*Data section*.
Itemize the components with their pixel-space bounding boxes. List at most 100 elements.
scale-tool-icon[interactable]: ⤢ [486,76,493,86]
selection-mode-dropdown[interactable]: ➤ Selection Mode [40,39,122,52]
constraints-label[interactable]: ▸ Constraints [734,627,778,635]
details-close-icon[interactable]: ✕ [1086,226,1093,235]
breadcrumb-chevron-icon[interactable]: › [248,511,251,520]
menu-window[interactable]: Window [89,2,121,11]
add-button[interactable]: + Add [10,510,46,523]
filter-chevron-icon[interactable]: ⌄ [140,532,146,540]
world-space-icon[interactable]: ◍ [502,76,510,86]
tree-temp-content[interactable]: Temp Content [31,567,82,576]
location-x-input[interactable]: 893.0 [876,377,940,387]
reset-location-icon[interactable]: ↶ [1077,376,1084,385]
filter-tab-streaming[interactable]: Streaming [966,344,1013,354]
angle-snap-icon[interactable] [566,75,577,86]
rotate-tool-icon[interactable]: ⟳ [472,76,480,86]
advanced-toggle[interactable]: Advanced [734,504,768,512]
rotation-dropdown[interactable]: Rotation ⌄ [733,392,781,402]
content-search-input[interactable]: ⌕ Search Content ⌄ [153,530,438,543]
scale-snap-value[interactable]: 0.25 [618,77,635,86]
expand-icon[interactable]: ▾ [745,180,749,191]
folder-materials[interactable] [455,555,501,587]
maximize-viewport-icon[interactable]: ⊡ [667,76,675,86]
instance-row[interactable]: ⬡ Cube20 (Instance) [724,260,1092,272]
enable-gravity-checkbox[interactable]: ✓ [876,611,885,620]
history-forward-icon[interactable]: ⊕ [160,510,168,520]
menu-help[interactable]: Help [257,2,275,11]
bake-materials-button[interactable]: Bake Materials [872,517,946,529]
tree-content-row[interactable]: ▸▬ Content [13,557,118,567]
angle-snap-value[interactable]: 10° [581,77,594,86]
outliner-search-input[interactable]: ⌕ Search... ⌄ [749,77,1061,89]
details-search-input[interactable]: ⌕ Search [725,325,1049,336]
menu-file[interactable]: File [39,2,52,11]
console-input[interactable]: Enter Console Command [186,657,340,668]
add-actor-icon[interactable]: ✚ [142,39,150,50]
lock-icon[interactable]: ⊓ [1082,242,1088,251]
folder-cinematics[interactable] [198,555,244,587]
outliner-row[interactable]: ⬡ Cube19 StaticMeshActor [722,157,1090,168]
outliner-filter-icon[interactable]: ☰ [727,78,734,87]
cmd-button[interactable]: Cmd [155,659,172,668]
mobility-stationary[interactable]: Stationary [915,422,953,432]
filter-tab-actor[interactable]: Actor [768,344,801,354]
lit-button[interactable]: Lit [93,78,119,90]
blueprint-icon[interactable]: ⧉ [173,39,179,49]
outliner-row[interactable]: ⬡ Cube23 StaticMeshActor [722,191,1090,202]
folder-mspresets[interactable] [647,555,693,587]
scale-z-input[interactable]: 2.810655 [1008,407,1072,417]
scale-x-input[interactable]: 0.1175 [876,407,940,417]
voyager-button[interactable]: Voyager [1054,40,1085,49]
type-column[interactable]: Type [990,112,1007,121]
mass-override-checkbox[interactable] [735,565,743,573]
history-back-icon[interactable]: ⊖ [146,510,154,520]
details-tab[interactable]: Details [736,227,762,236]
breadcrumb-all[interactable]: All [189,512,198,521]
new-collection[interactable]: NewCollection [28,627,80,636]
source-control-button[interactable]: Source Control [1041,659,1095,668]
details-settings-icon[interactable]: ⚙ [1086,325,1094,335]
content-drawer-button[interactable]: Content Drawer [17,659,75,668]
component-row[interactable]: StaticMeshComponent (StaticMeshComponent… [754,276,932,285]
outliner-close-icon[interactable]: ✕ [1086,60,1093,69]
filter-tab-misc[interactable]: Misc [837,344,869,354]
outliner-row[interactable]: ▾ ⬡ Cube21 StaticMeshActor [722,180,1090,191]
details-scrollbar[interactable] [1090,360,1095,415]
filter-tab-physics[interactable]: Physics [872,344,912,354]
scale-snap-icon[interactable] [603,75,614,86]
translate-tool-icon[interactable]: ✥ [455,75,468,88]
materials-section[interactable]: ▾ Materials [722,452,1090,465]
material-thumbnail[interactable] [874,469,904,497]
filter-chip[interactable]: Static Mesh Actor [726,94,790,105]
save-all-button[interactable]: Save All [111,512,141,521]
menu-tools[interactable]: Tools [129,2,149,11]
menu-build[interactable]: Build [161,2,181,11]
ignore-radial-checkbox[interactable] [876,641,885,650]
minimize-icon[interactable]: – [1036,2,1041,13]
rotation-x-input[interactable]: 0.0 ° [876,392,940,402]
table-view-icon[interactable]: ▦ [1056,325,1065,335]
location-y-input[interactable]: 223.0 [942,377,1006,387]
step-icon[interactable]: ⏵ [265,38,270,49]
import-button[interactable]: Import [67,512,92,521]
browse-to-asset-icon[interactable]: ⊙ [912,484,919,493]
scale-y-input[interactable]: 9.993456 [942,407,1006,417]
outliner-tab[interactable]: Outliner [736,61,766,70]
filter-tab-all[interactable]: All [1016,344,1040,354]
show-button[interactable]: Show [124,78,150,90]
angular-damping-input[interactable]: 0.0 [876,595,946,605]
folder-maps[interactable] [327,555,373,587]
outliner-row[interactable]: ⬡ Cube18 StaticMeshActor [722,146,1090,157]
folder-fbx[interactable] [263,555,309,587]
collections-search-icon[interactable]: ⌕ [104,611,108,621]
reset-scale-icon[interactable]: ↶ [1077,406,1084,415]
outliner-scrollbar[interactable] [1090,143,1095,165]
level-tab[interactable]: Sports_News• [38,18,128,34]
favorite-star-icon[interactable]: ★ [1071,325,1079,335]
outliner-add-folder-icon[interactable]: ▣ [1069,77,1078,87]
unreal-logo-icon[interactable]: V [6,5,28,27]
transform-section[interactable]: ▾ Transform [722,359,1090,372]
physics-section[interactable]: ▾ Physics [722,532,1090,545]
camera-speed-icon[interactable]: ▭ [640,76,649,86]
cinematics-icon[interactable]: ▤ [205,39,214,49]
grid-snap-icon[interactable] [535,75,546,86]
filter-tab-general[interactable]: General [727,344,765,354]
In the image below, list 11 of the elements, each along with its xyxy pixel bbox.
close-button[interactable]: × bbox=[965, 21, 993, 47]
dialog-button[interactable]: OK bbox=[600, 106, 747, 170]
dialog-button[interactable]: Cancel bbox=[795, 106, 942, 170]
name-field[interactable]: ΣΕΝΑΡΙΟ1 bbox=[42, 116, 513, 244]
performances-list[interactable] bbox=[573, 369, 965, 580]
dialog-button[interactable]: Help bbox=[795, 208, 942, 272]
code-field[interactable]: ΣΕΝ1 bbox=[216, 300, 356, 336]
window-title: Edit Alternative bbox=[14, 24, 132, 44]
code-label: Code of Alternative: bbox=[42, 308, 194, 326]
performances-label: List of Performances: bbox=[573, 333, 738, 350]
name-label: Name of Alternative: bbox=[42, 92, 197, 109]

*Work to complete*. Copy every one of the rows above word for word, with nothing changed, added or left out.

*Expected answer*.
Itemize the components with their pixel-space bounding boxes. List at most 100 elements.
scale-tool-icon[interactable]: ⤢ [486,76,493,86]
selection-mode-dropdown[interactable]: ➤ Selection Mode [40,39,122,52]
constraints-label[interactable]: ▸ Constraints [734,627,778,635]
details-close-icon[interactable]: ✕ [1086,226,1093,235]
breadcrumb-chevron-icon[interactable]: › [248,511,251,520]
menu-window[interactable]: Window [89,2,121,11]
add-button[interactable]: + Add [10,510,46,523]
filter-chevron-icon[interactable]: ⌄ [140,532,146,540]
world-space-icon[interactable]: ◍ [502,76,510,86]
tree-temp-content[interactable]: Temp Content [31,567,82,576]
location-x-input[interactable]: 893.0 [876,377,940,387]
reset-location-icon[interactable]: ↶ [1077,376,1084,385]
filter-tab-streaming[interactable]: Streaming [966,344,1013,354]
angle-snap-icon[interactable] [566,75,577,86]
rotate-tool-icon[interactable]: ⟳ [472,76,480,86]
advanced-toggle[interactable]: Advanced [734,504,768,512]
rotation-dropdown[interactable]: Rotation ⌄ [733,392,781,402]
content-search-input[interactable]: ⌕ Search Content ⌄ [153,530,438,543]
scale-snap-value[interactable]: 0.25 [618,77,635,86]
expand-icon[interactable]: ▾ [745,180,749,191]
folder-materials[interactable] [455,555,501,587]
maximize-viewport-icon[interactable]: ⊡ [667,76,675,86]
instance-row[interactable]: ⬡ Cube20 (Instance) [724,260,1092,272]
enable-gravity-checkbox[interactable]: ✓ [876,611,885,620]
history-forward-icon[interactable]: ⊕ [160,510,168,520]
menu-help[interactable]: Help [257,2,275,11]
bake-materials-button[interactable]: Bake Materials [872,517,946,529]
tree-content-row[interactable]: ▸▬ Content [13,557,118,567]
angle-snap-value[interactable]: 10° [581,77,594,86]
outliner-search-input[interactable]: ⌕ Search... ⌄ [749,77,1061,89]
details-search-input[interactable]: ⌕ Search [725,325,1049,336]
menu-file[interactable]: File [39,2,52,11]
console-input[interactable]: Enter Console Command [186,657,340,668]
add-actor-icon[interactable]: ✚ [142,39,150,50]
lock-icon[interactable]: ⊓ [1082,242,1088,251]
folder-cinematics[interactable] [198,555,244,587]
outliner-row[interactable]: ⬡ Cube19 StaticMeshActor [722,157,1090,168]
outliner-filter-icon[interactable]: ☰ [727,78,734,87]
cmd-button[interactable]: Cmd [155,659,172,668]
mobility-stationary[interactable]: Stationary [915,422,953,432]
filter-tab-actor[interactable]: Actor [768,344,801,354]
lit-button[interactable]: Lit [93,78,119,90]
blueprint-icon[interactable]: ⧉ [173,39,179,49]
outliner-row[interactable]: ⬡ Cube23 StaticMeshActor [722,191,1090,202]
folder-mspresets[interactable] [647,555,693,587]
scale-z-input[interactable]: 2.810655 [1008,407,1072,417]
scale-x-input[interactable]: 0.1175 [876,407,940,417]
voyager-button[interactable]: Voyager [1054,40,1085,49]
type-column[interactable]: Type [990,112,1007,121]
mass-override-checkbox[interactable] [735,565,743,573]
history-back-icon[interactable]: ⊖ [146,510,154,520]
details-tab[interactable]: Details [736,227,762,236]
breadcrumb-all[interactable]: All [189,512,198,521]
new-collection[interactable]: NewCollection [28,627,80,636]
source-control-button[interactable]: Source Control [1041,659,1095,668]
details-settings-icon[interactable]: ⚙ [1086,325,1094,335]
content-drawer-button[interactable]: Content Drawer [17,659,75,668]
component-row[interactable]: StaticMeshComponent (StaticMeshComponent… [754,276,932,285]
outliner-close-icon[interactable]: ✕ [1086,60,1093,69]
filter-tab-misc[interactable]: Misc [837,344,869,354]
outliner-row[interactable]: ▾ ⬡ Cube21 StaticMeshActor [722,180,1090,191]
details-scrollbar[interactable] [1090,360,1095,415]
filter-tab-physics[interactable]: Physics [872,344,912,354]
scale-snap-icon[interactable] [603,75,614,86]
translate-tool-icon[interactable]: ✥ [455,75,468,88]
materials-section[interactable]: ▾ Materials [722,452,1090,465]
material-thumbnail[interactable] [874,469,904,497]
filter-chip[interactable]: Static Mesh Actor [726,94,790,105]
save-all-button[interactable]: Save All [111,512,141,521]
menu-tools[interactable]: Tools [129,2,149,11]
menu-build[interactable]: Build [161,2,181,11]
ignore-radial-checkbox[interactable] [876,641,885,650]
minimize-icon[interactable]: – [1036,2,1041,13]
rotation-x-input[interactable]: 0.0 ° [876,392,940,402]
table-view-icon[interactable]: ▦ [1056,325,1065,335]
location-y-input[interactable]: 223.0 [942,377,1006,387]
step-icon[interactable]: ⏵ [265,38,270,49]
import-button[interactable]: Import [67,512,92,521]
browse-to-asset-icon[interactable]: ⊙ [912,484,919,493]
scale-y-input[interactable]: 9.993456 [942,407,1006,417]
outliner-tab[interactable]: Outliner [736,61,766,70]
filter-tab-all[interactable]: All [1016,344,1040,354]
show-button[interactable]: Show [124,78,150,90]
angular-damping-input[interactable]: 0.0 [876,595,946,605]
folder-maps[interactable] [327,555,373,587]
outliner-row[interactable]: ⬡ Cube18 StaticMeshActor [722,146,1090,157]
folder-fbx[interactable] [263,555,309,587]
collections-search-icon[interactable]: ⌕ [104,611,108,621]
reset-scale-icon[interactable]: ↶ [1077,406,1084,415]
outliner-scrollbar[interactable] [1090,143,1095,165]
level-tab[interactable]: Sports_News• [38,18,128,34]
favorite-star-icon[interactable]: ★ [1071,325,1079,335]
outliner-add-folder-icon[interactable]: ▣ [1069,77,1078,87]
unreal-logo-icon[interactable]: V [6,5,28,27]
transform-section[interactable]: ▾ Transform [722,359,1090,372]
physics-section[interactable]: ▾ Physics [722,532,1090,545]
camera-speed-icon[interactable]: ▭ [640,76,649,86]
cinematics-icon[interactable]: ▤ [205,39,214,49]
grid-snap-icon[interactable] [535,75,546,86]
filter-tab-general[interactable]: General [727,344,765,354]
In the image below, list 11 of the elements, each along with its xyxy pixel bbox.
close-button[interactable]: × bbox=[965, 21, 993, 47]
dialog-button[interactable]: OK bbox=[600, 106, 747, 170]
dialog-button[interactable]: Cancel bbox=[795, 106, 942, 170]
name-field[interactable]: ΣΕΝΑΡΙΟ1 bbox=[42, 116, 513, 244]
performances-list[interactable] bbox=[573, 369, 965, 580]
dialog-button[interactable]: Help bbox=[795, 208, 942, 272]
code-field[interactable]: ΣΕΝ1 bbox=[216, 300, 356, 336]
window-title: Edit Alternative bbox=[14, 24, 132, 44]
code-label: Code of Alternative: bbox=[42, 308, 194, 326]
performances-label: List of Performances: bbox=[573, 333, 738, 350]
name-label: Name of Alternative: bbox=[42, 92, 197, 109]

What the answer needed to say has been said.